Items from a dataset
· · ·

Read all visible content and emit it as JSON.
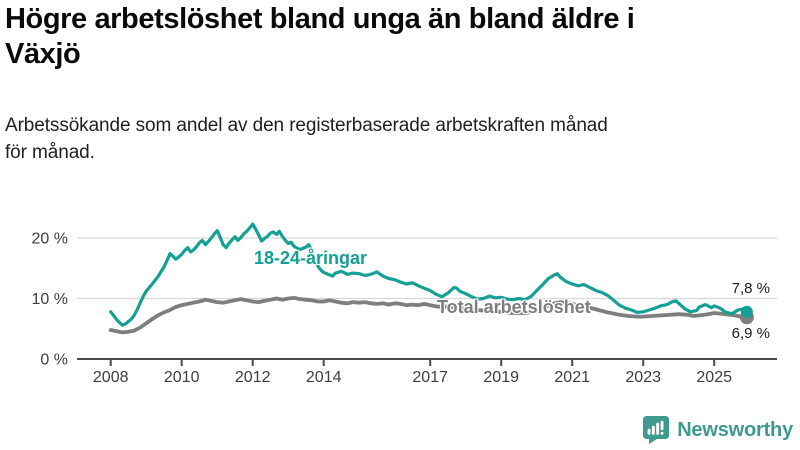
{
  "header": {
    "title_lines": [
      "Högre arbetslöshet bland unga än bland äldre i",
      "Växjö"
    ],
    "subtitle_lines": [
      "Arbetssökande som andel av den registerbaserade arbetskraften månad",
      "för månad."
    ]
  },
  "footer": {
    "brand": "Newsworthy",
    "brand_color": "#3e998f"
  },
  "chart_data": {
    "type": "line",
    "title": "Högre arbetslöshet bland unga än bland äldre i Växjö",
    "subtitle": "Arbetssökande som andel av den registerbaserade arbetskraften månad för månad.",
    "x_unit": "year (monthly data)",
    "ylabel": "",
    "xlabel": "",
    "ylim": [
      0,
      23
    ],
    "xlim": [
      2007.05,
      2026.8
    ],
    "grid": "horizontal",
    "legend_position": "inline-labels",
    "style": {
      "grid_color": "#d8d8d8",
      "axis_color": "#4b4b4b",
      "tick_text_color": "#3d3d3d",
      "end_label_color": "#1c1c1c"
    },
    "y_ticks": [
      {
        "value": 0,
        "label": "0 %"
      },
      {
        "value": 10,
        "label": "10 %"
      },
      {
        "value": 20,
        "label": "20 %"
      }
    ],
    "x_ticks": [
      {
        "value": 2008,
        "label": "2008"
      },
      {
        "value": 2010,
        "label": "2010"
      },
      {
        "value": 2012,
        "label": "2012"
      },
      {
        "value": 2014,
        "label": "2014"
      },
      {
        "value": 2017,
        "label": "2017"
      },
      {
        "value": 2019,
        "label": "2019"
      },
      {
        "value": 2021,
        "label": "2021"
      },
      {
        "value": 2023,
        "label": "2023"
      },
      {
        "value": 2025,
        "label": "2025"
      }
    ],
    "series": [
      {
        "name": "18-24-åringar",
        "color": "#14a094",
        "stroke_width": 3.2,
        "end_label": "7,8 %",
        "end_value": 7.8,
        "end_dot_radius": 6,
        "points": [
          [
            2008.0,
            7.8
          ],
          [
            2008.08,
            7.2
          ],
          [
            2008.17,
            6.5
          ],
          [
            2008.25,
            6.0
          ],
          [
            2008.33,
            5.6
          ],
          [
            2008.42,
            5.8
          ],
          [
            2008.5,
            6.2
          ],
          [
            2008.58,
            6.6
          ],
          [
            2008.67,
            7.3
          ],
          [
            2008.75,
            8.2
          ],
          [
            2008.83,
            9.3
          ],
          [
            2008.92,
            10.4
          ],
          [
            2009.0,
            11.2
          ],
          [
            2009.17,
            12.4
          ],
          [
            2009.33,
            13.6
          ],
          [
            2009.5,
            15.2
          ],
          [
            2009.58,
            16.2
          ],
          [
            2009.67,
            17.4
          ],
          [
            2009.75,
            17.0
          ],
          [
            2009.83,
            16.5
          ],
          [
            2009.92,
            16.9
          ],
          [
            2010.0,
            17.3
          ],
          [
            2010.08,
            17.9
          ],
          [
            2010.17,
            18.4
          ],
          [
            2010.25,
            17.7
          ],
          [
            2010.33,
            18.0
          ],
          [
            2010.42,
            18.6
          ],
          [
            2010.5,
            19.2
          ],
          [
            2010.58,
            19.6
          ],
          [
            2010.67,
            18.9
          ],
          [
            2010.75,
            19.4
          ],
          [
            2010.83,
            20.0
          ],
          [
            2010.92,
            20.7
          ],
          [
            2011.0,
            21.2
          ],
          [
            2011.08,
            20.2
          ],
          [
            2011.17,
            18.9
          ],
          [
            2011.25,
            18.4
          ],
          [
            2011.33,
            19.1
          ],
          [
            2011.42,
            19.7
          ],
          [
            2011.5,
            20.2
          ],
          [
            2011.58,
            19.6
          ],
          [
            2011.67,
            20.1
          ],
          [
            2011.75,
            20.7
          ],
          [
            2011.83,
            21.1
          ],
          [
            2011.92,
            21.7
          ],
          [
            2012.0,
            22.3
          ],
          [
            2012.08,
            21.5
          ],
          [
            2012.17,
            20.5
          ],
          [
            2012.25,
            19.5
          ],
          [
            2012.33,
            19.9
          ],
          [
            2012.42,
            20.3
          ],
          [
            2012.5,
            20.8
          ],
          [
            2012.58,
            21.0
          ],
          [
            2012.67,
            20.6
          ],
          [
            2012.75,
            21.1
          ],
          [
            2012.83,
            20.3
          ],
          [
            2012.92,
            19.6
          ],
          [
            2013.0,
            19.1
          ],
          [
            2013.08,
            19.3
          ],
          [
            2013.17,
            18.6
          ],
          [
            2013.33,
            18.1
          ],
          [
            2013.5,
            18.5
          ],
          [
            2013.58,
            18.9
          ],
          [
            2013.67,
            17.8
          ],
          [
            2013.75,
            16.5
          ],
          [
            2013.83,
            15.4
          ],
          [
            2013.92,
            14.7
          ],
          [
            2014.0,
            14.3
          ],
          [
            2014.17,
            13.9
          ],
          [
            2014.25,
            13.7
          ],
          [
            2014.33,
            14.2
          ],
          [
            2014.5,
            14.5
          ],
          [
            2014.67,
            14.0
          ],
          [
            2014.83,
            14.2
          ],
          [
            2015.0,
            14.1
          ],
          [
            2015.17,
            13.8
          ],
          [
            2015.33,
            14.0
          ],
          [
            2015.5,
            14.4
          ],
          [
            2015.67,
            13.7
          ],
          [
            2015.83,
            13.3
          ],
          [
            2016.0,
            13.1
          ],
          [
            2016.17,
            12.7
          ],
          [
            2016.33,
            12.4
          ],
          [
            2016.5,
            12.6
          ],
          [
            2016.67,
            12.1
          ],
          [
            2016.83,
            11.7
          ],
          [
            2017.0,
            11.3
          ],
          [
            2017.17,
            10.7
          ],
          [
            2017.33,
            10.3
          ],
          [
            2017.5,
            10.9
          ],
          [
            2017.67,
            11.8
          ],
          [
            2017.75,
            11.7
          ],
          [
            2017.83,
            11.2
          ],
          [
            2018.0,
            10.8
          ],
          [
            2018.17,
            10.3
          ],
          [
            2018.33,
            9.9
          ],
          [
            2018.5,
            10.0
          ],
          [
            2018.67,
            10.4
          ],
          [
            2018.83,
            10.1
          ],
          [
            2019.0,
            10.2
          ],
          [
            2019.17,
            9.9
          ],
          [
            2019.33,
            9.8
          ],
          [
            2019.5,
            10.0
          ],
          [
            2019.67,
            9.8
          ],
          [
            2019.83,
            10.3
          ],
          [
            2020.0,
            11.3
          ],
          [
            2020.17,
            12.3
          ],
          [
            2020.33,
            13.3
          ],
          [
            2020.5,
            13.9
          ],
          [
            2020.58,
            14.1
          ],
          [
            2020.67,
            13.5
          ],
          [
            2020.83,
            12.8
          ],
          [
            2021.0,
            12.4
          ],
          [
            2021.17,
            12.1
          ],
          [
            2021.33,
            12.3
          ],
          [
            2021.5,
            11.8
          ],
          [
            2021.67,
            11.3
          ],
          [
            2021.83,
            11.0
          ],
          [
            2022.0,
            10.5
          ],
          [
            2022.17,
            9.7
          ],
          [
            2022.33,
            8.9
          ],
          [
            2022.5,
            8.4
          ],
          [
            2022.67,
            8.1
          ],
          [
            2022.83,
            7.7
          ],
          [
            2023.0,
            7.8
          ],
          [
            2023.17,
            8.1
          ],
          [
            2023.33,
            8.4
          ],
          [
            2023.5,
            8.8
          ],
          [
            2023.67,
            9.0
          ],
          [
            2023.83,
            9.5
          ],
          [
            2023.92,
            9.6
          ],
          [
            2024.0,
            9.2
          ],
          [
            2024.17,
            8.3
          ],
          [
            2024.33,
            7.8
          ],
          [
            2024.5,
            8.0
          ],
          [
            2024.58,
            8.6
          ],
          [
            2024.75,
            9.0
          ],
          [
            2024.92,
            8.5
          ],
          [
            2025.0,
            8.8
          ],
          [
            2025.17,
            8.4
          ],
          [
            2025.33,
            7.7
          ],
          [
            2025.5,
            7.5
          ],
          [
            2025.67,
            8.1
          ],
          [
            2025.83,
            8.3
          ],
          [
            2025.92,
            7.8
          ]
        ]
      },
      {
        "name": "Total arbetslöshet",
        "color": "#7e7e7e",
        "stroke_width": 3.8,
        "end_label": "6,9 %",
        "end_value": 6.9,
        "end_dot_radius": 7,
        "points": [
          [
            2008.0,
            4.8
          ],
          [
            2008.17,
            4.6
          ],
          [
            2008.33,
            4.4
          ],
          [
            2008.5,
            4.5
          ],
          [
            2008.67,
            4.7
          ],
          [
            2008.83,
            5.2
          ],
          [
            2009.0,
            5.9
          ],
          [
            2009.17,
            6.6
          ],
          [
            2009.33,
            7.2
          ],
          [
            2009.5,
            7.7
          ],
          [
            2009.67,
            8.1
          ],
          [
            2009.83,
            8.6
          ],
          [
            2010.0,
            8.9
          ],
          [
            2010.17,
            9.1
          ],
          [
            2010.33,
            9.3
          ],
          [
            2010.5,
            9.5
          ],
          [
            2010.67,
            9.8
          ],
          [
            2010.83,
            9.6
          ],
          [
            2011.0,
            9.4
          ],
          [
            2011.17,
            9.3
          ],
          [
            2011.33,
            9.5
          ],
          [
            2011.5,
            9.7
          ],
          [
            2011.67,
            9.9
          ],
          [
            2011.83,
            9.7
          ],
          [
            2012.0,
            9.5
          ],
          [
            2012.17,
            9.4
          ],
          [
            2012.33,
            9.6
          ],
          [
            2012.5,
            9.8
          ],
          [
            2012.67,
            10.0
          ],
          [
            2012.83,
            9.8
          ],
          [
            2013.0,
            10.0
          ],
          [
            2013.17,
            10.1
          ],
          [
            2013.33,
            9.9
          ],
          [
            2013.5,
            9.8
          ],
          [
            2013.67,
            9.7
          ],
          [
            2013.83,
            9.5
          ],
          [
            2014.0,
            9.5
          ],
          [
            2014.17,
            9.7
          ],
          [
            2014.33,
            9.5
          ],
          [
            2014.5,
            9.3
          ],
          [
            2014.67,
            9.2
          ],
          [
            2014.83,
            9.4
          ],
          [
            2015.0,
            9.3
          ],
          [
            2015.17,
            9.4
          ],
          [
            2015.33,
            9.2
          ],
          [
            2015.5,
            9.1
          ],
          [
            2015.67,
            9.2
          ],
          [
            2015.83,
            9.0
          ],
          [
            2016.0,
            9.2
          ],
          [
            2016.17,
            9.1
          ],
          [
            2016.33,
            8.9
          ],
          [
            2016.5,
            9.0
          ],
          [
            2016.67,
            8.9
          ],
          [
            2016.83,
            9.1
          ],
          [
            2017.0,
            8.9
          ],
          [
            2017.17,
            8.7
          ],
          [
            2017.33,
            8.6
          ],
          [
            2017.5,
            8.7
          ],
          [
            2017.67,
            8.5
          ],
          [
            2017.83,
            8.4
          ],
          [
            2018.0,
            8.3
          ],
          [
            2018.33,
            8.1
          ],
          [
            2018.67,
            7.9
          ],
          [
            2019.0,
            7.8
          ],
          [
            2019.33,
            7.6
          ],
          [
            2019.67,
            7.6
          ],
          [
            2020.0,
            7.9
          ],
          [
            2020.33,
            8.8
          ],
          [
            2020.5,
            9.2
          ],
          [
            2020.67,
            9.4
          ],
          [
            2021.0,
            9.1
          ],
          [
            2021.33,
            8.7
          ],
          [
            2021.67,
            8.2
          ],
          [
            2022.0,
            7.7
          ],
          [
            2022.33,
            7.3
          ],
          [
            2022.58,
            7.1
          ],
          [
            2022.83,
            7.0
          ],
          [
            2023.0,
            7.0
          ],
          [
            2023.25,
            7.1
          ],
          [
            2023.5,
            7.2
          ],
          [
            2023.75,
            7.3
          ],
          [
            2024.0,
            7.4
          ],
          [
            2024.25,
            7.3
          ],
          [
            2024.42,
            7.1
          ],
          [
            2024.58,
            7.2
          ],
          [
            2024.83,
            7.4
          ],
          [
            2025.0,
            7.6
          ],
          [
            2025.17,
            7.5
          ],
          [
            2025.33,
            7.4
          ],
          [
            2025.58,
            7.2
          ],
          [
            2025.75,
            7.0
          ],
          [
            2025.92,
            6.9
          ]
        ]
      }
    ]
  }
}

· · ·

▶ **What the task requires**:
Identify which lines contain the word "unga" and copy each one.

▶ **Finished answer**:
      "Högre arbetslöshet bland unga än bland äldre i",
    "title": "Högre arbetslöshet bland unga än bland äldre i Växjö",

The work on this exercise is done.